Given exercise: Copy each line holding the string "приборов".

(Saved entries)
=======

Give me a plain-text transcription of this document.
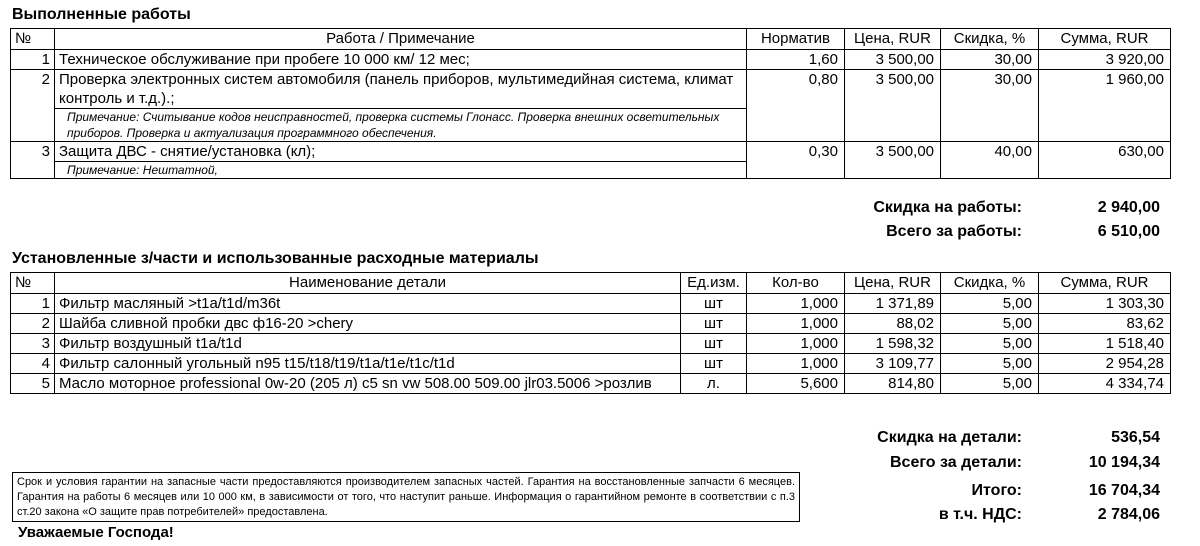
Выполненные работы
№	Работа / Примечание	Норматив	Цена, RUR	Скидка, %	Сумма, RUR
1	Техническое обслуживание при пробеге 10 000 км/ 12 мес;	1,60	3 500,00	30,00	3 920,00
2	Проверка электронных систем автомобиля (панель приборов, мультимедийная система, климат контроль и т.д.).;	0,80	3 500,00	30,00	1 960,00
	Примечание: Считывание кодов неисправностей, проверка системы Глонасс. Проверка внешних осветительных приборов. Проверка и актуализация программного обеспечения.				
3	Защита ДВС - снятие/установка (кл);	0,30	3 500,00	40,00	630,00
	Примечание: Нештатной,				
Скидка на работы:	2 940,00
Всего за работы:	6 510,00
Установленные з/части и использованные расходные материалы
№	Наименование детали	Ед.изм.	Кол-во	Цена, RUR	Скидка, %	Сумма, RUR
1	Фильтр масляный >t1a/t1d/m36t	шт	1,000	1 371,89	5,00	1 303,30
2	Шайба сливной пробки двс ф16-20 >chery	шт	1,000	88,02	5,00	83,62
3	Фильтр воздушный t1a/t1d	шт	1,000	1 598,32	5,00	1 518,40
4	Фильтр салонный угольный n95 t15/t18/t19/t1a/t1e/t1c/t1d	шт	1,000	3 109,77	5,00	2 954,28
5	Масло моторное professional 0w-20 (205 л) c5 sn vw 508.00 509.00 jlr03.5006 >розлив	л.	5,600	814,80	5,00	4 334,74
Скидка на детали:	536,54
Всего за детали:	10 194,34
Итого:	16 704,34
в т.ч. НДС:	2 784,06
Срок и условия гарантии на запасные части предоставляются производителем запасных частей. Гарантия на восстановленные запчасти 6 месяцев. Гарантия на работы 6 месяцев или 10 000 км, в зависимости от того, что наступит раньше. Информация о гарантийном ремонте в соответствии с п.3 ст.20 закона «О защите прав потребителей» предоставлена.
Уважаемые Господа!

=======

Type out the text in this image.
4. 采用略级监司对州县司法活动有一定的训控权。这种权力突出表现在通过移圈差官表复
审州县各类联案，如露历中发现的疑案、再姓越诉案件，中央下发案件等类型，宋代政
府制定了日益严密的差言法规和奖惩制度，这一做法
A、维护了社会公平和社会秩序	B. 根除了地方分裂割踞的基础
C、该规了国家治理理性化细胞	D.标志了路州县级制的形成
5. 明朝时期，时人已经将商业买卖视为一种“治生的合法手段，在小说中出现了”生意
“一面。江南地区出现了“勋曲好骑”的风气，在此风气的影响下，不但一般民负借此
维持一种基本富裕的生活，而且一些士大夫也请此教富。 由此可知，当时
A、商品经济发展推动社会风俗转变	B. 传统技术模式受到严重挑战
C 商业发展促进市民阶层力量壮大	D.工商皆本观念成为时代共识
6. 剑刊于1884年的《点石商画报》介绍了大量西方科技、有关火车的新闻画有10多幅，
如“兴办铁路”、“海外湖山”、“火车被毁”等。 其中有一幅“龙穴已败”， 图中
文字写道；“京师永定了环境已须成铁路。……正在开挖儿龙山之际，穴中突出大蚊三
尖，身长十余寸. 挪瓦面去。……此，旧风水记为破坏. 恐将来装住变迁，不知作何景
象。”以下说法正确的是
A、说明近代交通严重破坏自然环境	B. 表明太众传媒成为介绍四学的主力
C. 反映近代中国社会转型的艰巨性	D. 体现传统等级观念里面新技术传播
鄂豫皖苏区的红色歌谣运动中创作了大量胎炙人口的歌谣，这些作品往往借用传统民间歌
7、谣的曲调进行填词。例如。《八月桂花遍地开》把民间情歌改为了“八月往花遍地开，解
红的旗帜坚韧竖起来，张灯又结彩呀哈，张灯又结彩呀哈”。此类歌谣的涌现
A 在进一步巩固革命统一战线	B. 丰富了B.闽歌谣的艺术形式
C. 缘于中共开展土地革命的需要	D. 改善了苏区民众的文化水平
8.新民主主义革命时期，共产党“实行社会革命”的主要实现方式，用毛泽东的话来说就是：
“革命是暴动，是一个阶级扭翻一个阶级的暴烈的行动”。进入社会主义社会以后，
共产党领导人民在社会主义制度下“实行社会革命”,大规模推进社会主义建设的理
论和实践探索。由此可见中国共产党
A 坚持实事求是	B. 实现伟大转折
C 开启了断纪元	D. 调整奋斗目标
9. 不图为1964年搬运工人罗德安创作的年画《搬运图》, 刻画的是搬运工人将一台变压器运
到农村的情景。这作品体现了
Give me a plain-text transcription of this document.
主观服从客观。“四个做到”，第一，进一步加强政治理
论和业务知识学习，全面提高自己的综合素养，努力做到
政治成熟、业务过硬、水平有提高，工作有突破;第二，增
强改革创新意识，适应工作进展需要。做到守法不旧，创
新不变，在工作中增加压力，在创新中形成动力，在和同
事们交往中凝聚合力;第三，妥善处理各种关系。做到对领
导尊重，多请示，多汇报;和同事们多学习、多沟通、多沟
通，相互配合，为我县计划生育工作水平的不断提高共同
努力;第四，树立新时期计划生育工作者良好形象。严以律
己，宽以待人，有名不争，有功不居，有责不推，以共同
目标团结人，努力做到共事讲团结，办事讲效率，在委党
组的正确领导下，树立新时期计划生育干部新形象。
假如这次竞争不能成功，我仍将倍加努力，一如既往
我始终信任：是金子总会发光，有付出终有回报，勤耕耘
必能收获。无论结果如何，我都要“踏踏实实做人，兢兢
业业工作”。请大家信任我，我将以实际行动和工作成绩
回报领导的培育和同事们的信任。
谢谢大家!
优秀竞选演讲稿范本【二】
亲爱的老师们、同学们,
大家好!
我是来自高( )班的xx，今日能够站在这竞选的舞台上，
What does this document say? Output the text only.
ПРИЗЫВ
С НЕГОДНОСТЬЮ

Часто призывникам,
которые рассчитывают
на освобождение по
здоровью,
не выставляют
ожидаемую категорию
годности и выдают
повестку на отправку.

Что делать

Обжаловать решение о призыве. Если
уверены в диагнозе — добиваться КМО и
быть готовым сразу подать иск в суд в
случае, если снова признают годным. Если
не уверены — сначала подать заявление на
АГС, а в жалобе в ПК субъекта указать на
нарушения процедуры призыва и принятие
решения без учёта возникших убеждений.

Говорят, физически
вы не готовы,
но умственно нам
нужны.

=======

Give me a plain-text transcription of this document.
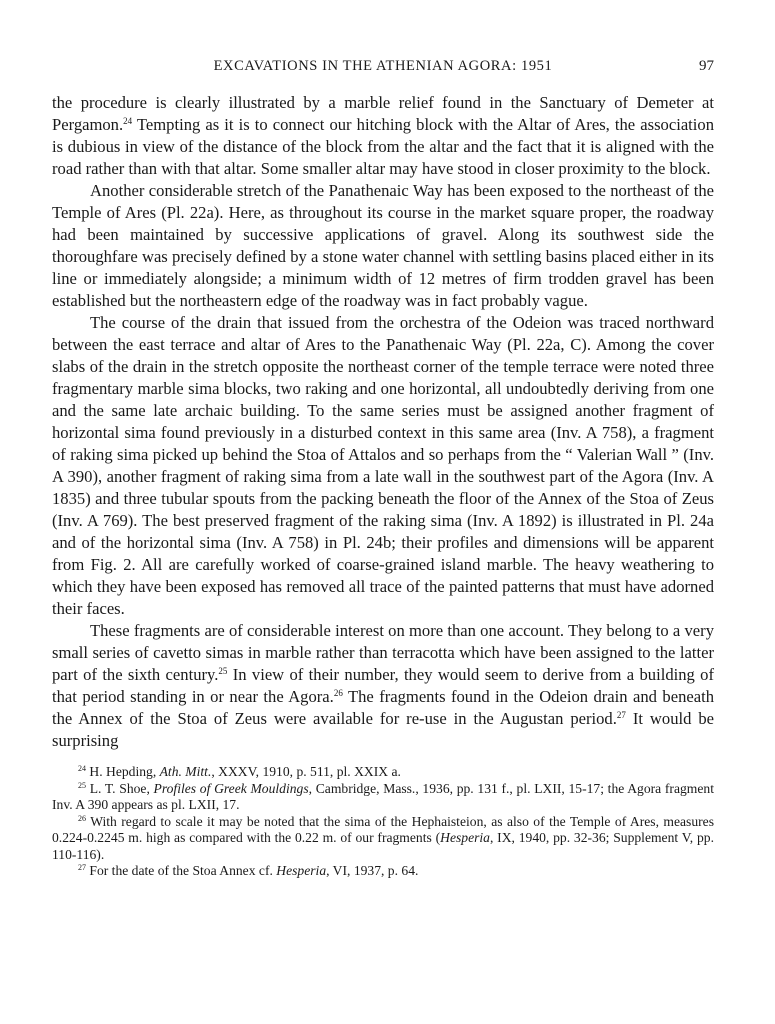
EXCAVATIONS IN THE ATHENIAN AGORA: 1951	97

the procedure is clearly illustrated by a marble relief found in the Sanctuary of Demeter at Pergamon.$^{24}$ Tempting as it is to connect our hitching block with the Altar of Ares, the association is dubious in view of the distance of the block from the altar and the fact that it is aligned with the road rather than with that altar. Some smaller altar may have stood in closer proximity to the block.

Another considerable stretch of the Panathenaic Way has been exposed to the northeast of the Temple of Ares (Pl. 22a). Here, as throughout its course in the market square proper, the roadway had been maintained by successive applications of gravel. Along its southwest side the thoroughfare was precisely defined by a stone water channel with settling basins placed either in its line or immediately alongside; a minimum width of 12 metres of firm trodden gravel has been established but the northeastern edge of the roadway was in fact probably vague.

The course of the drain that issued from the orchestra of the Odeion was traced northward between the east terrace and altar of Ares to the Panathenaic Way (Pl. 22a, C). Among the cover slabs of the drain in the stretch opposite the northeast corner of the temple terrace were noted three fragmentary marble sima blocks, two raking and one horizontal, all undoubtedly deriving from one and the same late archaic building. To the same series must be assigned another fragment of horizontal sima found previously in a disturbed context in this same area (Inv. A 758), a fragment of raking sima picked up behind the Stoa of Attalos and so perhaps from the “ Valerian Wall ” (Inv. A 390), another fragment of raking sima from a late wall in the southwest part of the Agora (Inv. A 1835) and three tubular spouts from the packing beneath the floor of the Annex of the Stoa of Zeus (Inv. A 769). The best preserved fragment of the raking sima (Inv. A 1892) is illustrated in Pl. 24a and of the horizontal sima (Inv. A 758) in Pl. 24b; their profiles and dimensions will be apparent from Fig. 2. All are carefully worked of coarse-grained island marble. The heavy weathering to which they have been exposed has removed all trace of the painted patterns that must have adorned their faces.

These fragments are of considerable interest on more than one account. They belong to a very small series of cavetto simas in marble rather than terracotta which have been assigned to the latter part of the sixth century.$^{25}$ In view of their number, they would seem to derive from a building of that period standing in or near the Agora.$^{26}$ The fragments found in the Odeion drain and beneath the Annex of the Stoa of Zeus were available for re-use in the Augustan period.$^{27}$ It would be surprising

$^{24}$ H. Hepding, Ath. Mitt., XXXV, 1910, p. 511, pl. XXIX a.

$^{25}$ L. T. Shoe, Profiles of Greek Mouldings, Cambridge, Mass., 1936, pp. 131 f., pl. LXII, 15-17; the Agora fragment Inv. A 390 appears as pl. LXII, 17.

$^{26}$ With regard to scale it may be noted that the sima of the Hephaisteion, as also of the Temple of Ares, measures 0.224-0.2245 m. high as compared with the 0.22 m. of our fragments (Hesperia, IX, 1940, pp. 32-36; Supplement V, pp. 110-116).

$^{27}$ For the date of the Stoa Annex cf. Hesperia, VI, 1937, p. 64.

=======

Solution to the problem:
2	Проверка электронных систем автомобиля (панель приборов, мультимедийная система, климат контроль и т.д.).;	0,80	3 500,00	30,00	1 960,00
	Примечание: Считывание кодов неисправностей, проверка системы Глонасс. Проверка внешних осветительных приборов. Проверка и актуализация программного обеспечения.				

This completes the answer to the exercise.